(Stated problem): Copy out, line for line and unchanged, everything in the material below from the line containing "histogram-bin [439, 315, 446, 496]" down to the line containing "histogram-bin [807, 333, 814, 496]", including both of those lines.

(Data rows):

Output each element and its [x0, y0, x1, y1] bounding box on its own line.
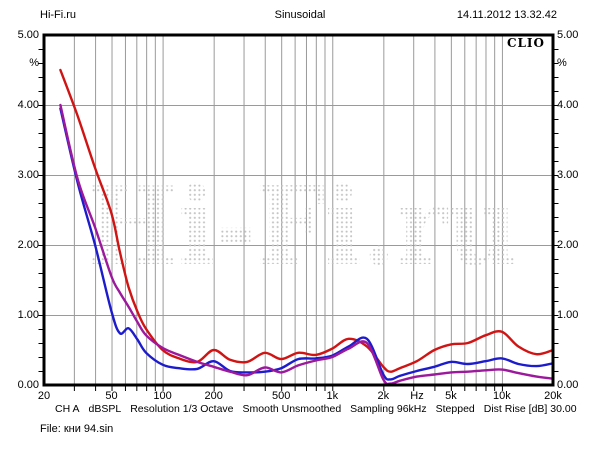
plot-frame [42, 33, 555, 387]
curve-red-trace [59, 68, 553, 373]
curve-blue-trace [59, 107, 553, 381]
measurement-setting: Sampling 96kHz [350, 403, 427, 415]
y-tick-label: 2.00 [17, 239, 39, 251]
measurement-setting: Dist Rise [dB] 30.00 [483, 403, 577, 415]
site-label: Hi-Fi.ru [40, 9, 77, 21]
y-tick-label: 4.00 [17, 99, 39, 111]
measurement-setting: CH A [55, 403, 80, 415]
file-label: File: кни 94.sin [40, 423, 114, 435]
y-tick-label: 1.00 [17, 309, 39, 321]
measurement-setting: Stepped [435, 403, 475, 415]
x-tick-label: 20 [37, 390, 51, 402]
x-axis-unit-label: Hz [410, 390, 424, 402]
x-tick-label: 500 [272, 390, 291, 402]
settings-bar: CH A dBSPL Resolution 1/3 Octave Smooth Uns… [55, 403, 577, 415]
curve-purple-trace [59, 103, 553, 385]
x-tick-label: 5k [445, 390, 457, 402]
x-tick-label: 10k [493, 390, 511, 402]
x-tick-label: 20k [544, 390, 562, 402]
y-tick-label: 0.00 [17, 379, 39, 391]
curves [59, 68, 553, 385]
y-tick-label: 5.00 [17, 29, 39, 41]
x-tick-label: 1k [326, 390, 339, 402]
y-tick-label: 2.00 [557, 239, 579, 251]
y-tick-label: 3.00 [17, 169, 39, 181]
clio-brand-label: CLIO [506, 36, 545, 50]
watermark: Hi-Fi.ru [86, 164, 518, 290]
measurement-title: Sinusoidal [274, 9, 326, 21]
measurement-setting: dBSPL [88, 403, 122, 415]
y-axis-unit-label: % [557, 57, 567, 69]
x-tick-label: 2k [377, 390, 390, 402]
y-tick-label: 4.00 [557, 99, 579, 111]
y-tick-label: 5.00 [557, 29, 579, 41]
y-axis-unit-label: % [29, 57, 39, 69]
y-tick-label: 0.00 [557, 379, 579, 391]
x-tick-label: 50 [105, 390, 118, 402]
measurement-setting: Smooth Unsmoothed [242, 403, 342, 415]
measurement-setting: Resolution 1/3 Octave [130, 403, 234, 415]
datetime-label: 14.11.2012 13.32.42 [456, 9, 557, 21]
grid [44, 35, 553, 385]
x-tick-label: 100 [153, 390, 172, 402]
axis-ticks [38, 49, 559, 391]
x-tick-label: 200 [204, 390, 223, 402]
y-tick-label: 3.00 [557, 169, 579, 181]
y-tick-label: 1.00 [557, 309, 579, 321]
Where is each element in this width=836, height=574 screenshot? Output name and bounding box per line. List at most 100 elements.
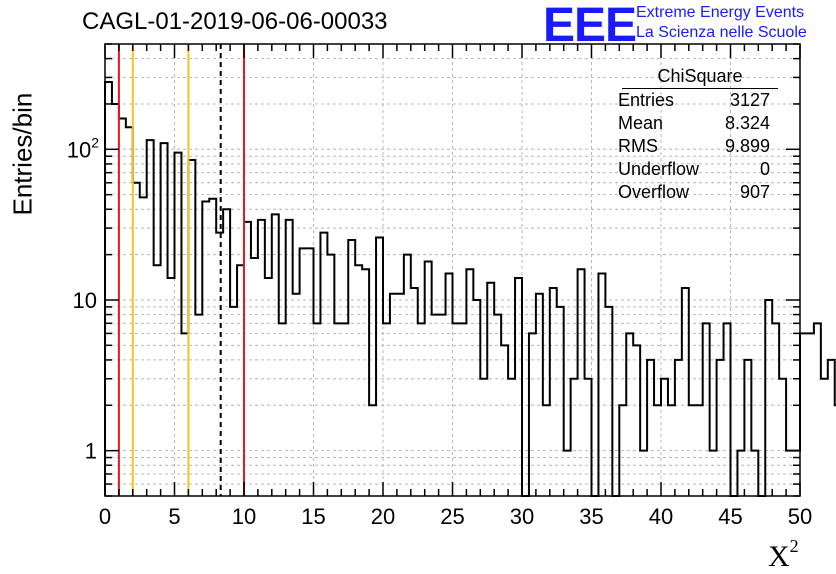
histogram-bin [439, 315, 446, 496]
histogram-bin [446, 273, 453, 496]
stats-label: Mean [618, 113, 664, 133]
stats-label: RMS [618, 136, 658, 156]
stats-row-rms: RMS 9.899 [618, 135, 778, 158]
eee-logo: EEE [543, 0, 637, 52]
histogram-bin [529, 333, 536, 496]
histogram-bin [751, 451, 758, 496]
histogram-bin [689, 405, 696, 496]
histogram-bin [181, 333, 188, 496]
histogram-bin [487, 283, 494, 496]
histogram-bin [418, 323, 425, 496]
histogram-bin [696, 405, 703, 496]
histogram-bin [251, 258, 258, 496]
histogram-bin [355, 265, 362, 496]
stats-title: ChiSquare [622, 66, 778, 89]
x-axis-label: X2 [768, 536, 799, 574]
histogram-bin [230, 307, 237, 496]
histogram-bin [675, 360, 682, 496]
histogram-bin [286, 220, 293, 496]
histogram-bin [453, 323, 460, 496]
histogram-bin [564, 451, 571, 496]
histogram-bin [411, 288, 418, 496]
histogram-bin [480, 379, 487, 496]
histogram-bin [466, 269, 473, 496]
histogram-bin [682, 288, 689, 496]
histogram-bin [202, 202, 209, 496]
histogram-bin [633, 345, 640, 496]
histogram-bin [147, 140, 154, 496]
logo-tagline-1: Extreme Energy Events [636, 4, 805, 21]
histogram-bin [258, 220, 265, 496]
histogram-bin [473, 300, 480, 496]
histogram-bin [800, 333, 807, 496]
histogram-bin [341, 323, 348, 496]
x-tick-label: 10 [232, 504, 256, 529]
histogram-bin [536, 294, 543, 496]
histogram-bin [126, 127, 133, 496]
x-tick-label: 35 [579, 504, 603, 529]
histogram-bin [571, 379, 578, 496]
histogram-bin [161, 143, 168, 496]
histogram-bin [293, 294, 300, 496]
histogram-bin [598, 273, 605, 496]
histogram-bin [807, 333, 814, 496]
histogram-bin [425, 262, 432, 496]
stats-value: 907 [739, 182, 770, 202]
stats-value: 9.899 [724, 136, 770, 156]
histogram-bin [737, 451, 744, 496]
histogram-bin [348, 240, 355, 496]
histogram-bin [237, 265, 244, 496]
y-tick-label: 102 [67, 134, 99, 162]
histogram-bin [717, 360, 724, 496]
stats-value: 0 [759, 159, 770, 179]
histogram-bin [772, 323, 779, 496]
histogram-bin [216, 233, 223, 496]
histogram-bin [314, 323, 321, 496]
histogram-bin [619, 405, 626, 496]
histogram-bin [168, 278, 175, 496]
histogram-bin [265, 278, 272, 496]
histogram-bin [320, 233, 327, 496]
y-tick-label: 1 [85, 439, 97, 464]
histogram-series [104, 80, 836, 497]
stats-row-underflow: Underflow 0 [618, 158, 778, 181]
histogram-bin [376, 237, 383, 496]
histogram-bin [626, 333, 633, 496]
histogram-bin [188, 160, 195, 496]
x-axis-label-sup: 2 [789, 536, 799, 556]
histogram-bin [640, 451, 647, 496]
histogram-bin [515, 278, 522, 496]
histogram-bin [459, 323, 466, 496]
histogram-bin [557, 307, 564, 496]
histogram-bin [195, 315, 202, 496]
histogram-bin [661, 379, 668, 496]
histogram-bin [327, 255, 334, 496]
x-tick-label: 30 [510, 504, 534, 529]
histogram-bin [140, 197, 147, 496]
x-tick-label: 40 [649, 504, 673, 529]
y-axis-label: Entries/bin [7, 92, 38, 216]
histogram-bin [119, 119, 126, 496]
histogram-bin [244, 222, 251, 496]
histogram-bin [404, 255, 411, 496]
histogram-bin [494, 315, 501, 496]
x-tick-label: 5 [168, 504, 180, 529]
y-tick-label: 10 [73, 288, 97, 313]
run-title: CAGL-01-2019-06-06-00033 [82, 8, 388, 35]
histogram-bin [362, 269, 369, 496]
x-tick-label: 15 [301, 504, 325, 529]
stats-box: ChiSquare Entries 3127 Mean 8.324 RMS 9.899… [612, 66, 778, 204]
x-tick-label: 45 [718, 504, 742, 529]
stats-value: 8.324 [724, 113, 770, 133]
histogram-bin [703, 323, 710, 496]
histogram-bin [175, 153, 182, 496]
x-tick-label: 25 [440, 504, 464, 529]
stats-value: 3127 [729, 90, 770, 110]
histogram-bin [668, 405, 675, 496]
histogram-bin [334, 323, 341, 496]
histogram-bin [307, 248, 314, 496]
histogram-bin [828, 360, 835, 496]
histogram-bin [786, 451, 793, 496]
histogram-bin [585, 379, 592, 496]
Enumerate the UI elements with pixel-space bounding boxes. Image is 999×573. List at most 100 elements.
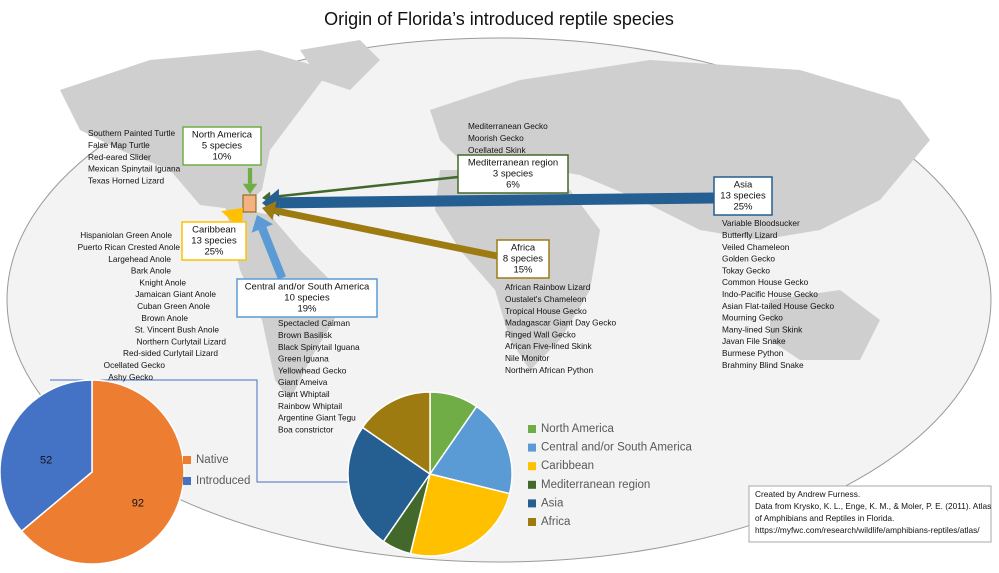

(Problem solution):
histogram-bin [439, 315, 446, 496]
histogram-bin [446, 273, 453, 496]
stats-label: Mean [618, 113, 664, 133]
stats-label: RMS [618, 136, 658, 156]
stats-row-rms: RMS 9.899 [618, 135, 778, 158]
eee-logo: EEE [543, 0, 637, 52]
histogram-bin [529, 333, 536, 496]
histogram-bin [751, 451, 758, 496]
histogram-bin [689, 405, 696, 496]
histogram-bin [181, 333, 188, 496]
histogram-bin [487, 283, 494, 496]
histogram-bin [418, 323, 425, 496]
histogram-bin [696, 405, 703, 496]
histogram-bin [251, 258, 258, 496]
histogram-bin [355, 265, 362, 496]
stats-title: ChiSquare [622, 66, 778, 89]
x-axis-label: X2 [768, 536, 799, 574]
histogram-bin [230, 307, 237, 496]
histogram-bin [675, 360, 682, 496]
histogram-bin [286, 220, 293, 496]
histogram-bin [453, 323, 460, 496]
histogram-bin [564, 451, 571, 496]
histogram-bin [411, 288, 418, 496]
histogram-bin [480, 379, 487, 496]
histogram-bin [466, 269, 473, 496]
histogram-bin [682, 288, 689, 496]
histogram-bin [202, 202, 209, 496]
histogram-bin [633, 345, 640, 496]
histogram-bin [147, 140, 154, 496]
logo-tagline-1: Extreme Energy Events [636, 4, 805, 21]
histogram-bin [258, 220, 265, 496]
histogram-bin [473, 300, 480, 496]
histogram-bin [800, 333, 807, 496]
histogram-bin [341, 323, 348, 496]
x-tick-label: 10 [232, 504, 256, 529]
histogram-bin [536, 294, 543, 496]
histogram-bin [126, 127, 133, 496]
x-tick-label: 35 [579, 504, 603, 529]
histogram-bin [571, 379, 578, 496]
histogram-bin [161, 143, 168, 496]
histogram-bin [293, 294, 300, 496]
histogram-bin [598, 273, 605, 496]
histogram-bin [807, 333, 814, 496]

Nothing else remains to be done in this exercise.